:: Recorded data ::
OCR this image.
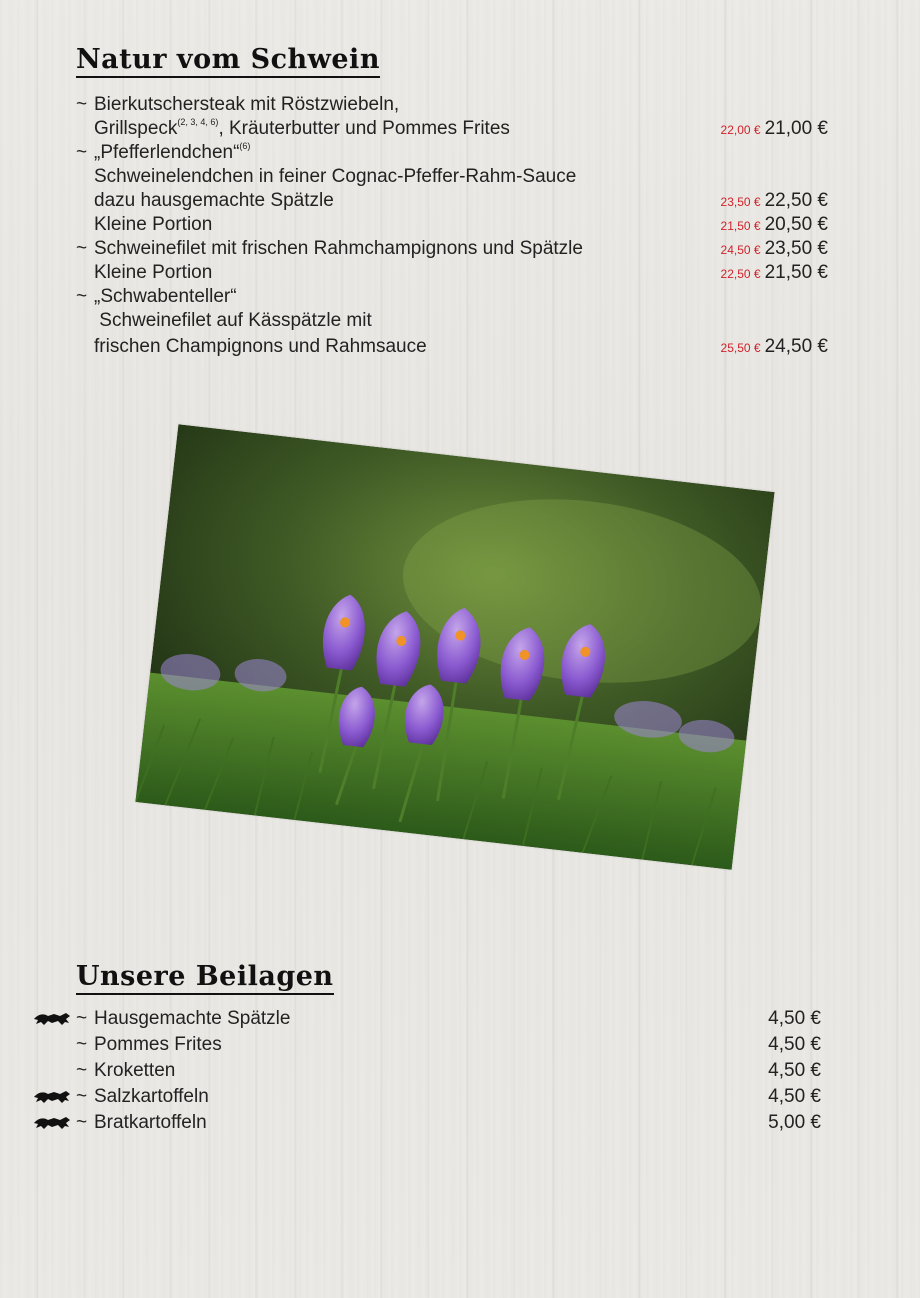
Natur vom Schwein
~ Bierkutschersteak mit Röstzwiebeln,
Grillspeck$^{(2, 3, 4, 6)}$, Kräuterbutter und Pommes Frites	22,00 € 21,00 €
~ „Pfefferlendchen“$^{(6)}$
Schweinelendchen in feiner Cognac-Pfeffer-Rahm-Sauce
dazu hausgemachte Spätzle	23,50 € 22,50 €
Kleine Portion	21,50 € 20,50 €
~ Schweinefilet mit frischen Rahmchampignons und Spätzle	24,50 € 23,50 €
Kleine Portion	22,50 € 21,50 €
~ „Schwabenteller“
Schweinefilet auf Kässpätzle mit
frischen Champignons und Rahmsauce	25,50 € 24,50 €
Unsere Beilagen
~ Hausgemachte Spätzle	4,50 €
~ Pommes Frites	4,50 €
~ Kroketten	4,50 €
~ Salzkartoffeln	4,50 €
~ Bratkartoffeln	5,00 €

:: STATED PROBLEM ::
Copy the material shown above in full and exactly. Skip the pictures.

:: FINAL RESULT ::
OCR this image.
Natur vom Schwein
~ Bierkutschersteak mit Röstzwiebeln,
Grillspeck$^{(2, 3, 4, 6)}$, Kräuterbutter und Pommes Frites	22,00 € 21,00 €
~ „Pfefferlendchen“$^{(6)}$
Schweinelendchen in feiner Cognac-Pfeffer-Rahm-Sauce
dazu hausgemachte Spätzle	23,50 € 22,50 €
Kleine Portion	21,50 € 20,50 €
~ Schweinefilet mit frischen Rahmchampignons und Spätzle	24,50 € 23,50 €
Kleine Portion	22,50 € 21,50 €
~ „Schwabenteller“
Schweinefilet auf Kässpätzle mit
frischen Champignons und Rahmsauce	25,50 € 24,50 €
Unsere Beilagen
~ Hausgemachte Spätzle	4,50 €
~ Pommes Frites	4,50 €
~ Kroketten	4,50 €
~ Salzkartoffeln	4,50 €
~ Bratkartoffeln	5,00 €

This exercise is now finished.